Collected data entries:
┄┄┄┄┄┄┄┄┄┄
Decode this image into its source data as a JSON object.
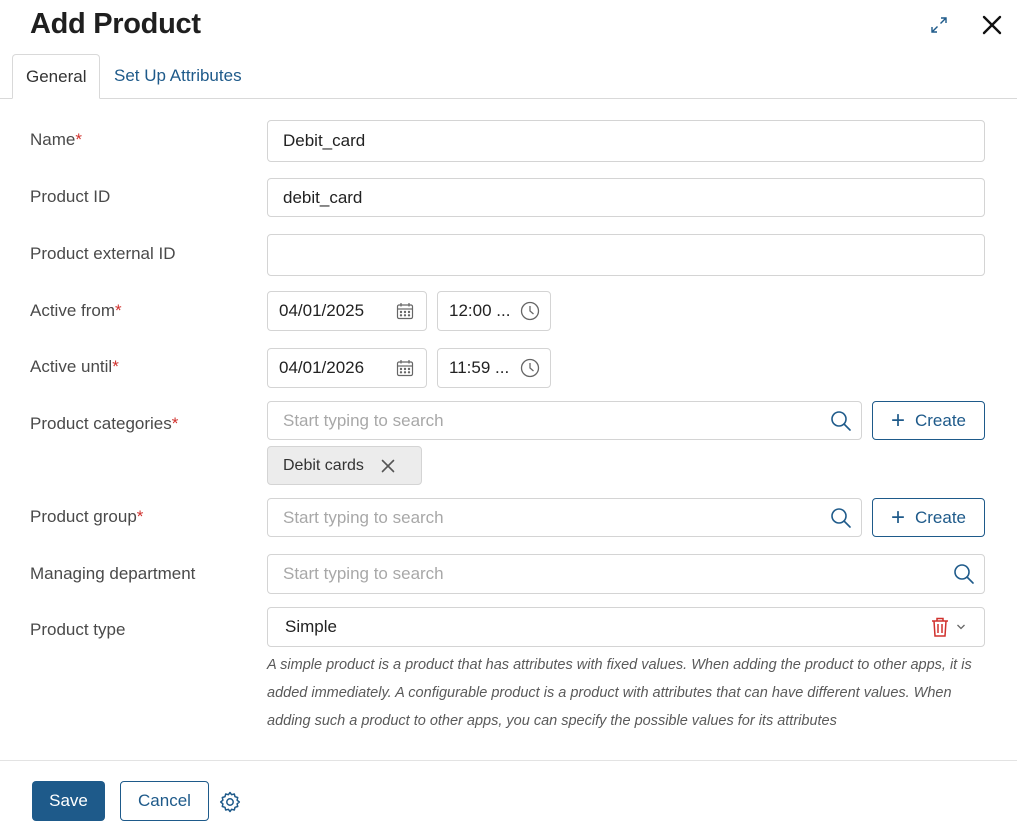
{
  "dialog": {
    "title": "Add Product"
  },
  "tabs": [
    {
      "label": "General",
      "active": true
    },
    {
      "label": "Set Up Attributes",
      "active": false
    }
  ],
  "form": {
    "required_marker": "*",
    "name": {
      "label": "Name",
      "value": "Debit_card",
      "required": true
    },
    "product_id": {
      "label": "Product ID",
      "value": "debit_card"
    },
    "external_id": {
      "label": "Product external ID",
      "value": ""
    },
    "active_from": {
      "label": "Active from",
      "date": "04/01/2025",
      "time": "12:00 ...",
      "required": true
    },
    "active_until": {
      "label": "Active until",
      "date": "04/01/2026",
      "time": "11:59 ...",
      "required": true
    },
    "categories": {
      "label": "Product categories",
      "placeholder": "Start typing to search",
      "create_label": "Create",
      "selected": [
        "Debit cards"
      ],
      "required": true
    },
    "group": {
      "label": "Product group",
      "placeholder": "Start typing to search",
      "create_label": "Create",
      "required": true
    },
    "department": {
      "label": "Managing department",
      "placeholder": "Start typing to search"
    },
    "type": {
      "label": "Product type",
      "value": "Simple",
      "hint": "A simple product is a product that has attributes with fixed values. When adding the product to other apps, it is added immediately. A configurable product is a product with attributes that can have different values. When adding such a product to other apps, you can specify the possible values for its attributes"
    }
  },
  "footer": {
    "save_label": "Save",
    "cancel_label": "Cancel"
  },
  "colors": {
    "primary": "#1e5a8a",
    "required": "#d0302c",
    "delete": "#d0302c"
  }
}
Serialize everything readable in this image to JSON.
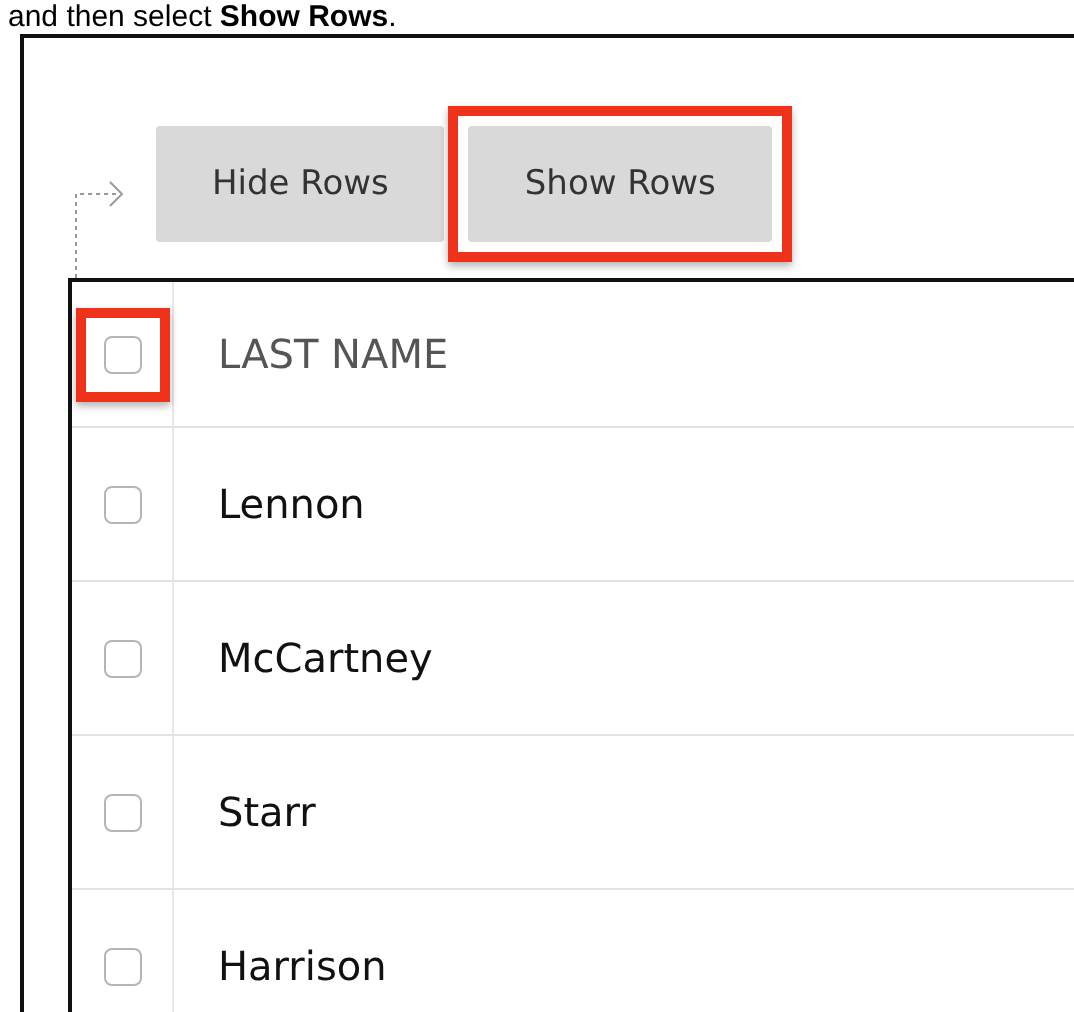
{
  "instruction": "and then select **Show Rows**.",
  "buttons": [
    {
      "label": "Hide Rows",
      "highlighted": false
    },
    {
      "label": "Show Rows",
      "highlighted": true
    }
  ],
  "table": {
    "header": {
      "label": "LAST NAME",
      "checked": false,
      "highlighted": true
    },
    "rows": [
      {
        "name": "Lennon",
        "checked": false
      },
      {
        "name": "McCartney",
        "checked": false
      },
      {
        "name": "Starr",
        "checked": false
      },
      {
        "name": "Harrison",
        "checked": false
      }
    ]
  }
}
┄┄┄┄┄┄┄┄┄┄
Each line of the data is to be duplicated exactly; pictures stay out of the copy.

Task result:
Decode this image into its source data as a JSON object.
{
  "dialog": {
    "title": "Add Product"
  },
  "tabs": [
    {
      "label": "General",
      "active": true
    },
    {
      "label": "Set Up Attributes",
      "active": false
    }
  ],
  "form": {
    "required_marker": "*",
    "name": {
      "label": "Name",
      "value": "Debit_card",
      "required": true
    },
    "product_id": {
      "label": "Product ID",
      "value": "debit_card"
    },
    "external_id": {
      "label": "Product external ID",
      "value": ""
    },
    "active_from": {
      "label": "Active from",
      "date": "04/01/2025",
      "time": "12:00 ...",
      "required": true
    },
    "active_until": {
      "label": "Active until",
      "date": "04/01/2026",
      "time": "11:59 ...",
      "required": true
    },
    "categories": {
      "label": "Product categories",
      "placeholder": "Start typing to search",
      "create_label": "Create",
      "selected": [
        "Debit cards"
      ],
      "required": true
    },
    "group": {
      "label": "Product group",
      "placeholder": "Start typing to search",
      "create_label": "Create",
      "required": true
    },
    "department": {
      "label": "Managing department",
      "placeholder": "Start typing to search"
    },
    "type": {
      "label": "Product type",
      "value": "Simple",
      "hint": "A simple product is a product that has attributes with fixed values. When adding the product to other apps, it is added immediately. A configurable product is a product with attributes that can have different values. When adding such a product to other apps, you can specify the possible values for its attributes"
    }
  },
  "footer": {
    "save_label": "Save",
    "cancel_label": "Cancel"
  },
  "colors": {
    "primary": "#1e5a8a",
    "required": "#d0302c",
    "delete": "#d0302c"
  }
}
Serialize everything readable in this image to JSON.
{
  "instruction": "and then select **Show Rows**.",
  "buttons": [
    {
      "label": "Hide Rows",
      "highlighted": false
    },
    {
      "label": "Show Rows",
      "highlighted": true
    }
  ],
  "table": {
    "header": {
      "label": "LAST NAME",
      "checked": false,
      "highlighted": true
    },
    "rows": [
      {
        "name": "Lennon",
        "checked": false
      },
      {
        "name": "McCartney",
        "checked": false
      },
      {
        "name": "Starr",
        "checked": false
      },
      {
        "name": "Harrison",
        "checked": false
      }
    ]
  }
}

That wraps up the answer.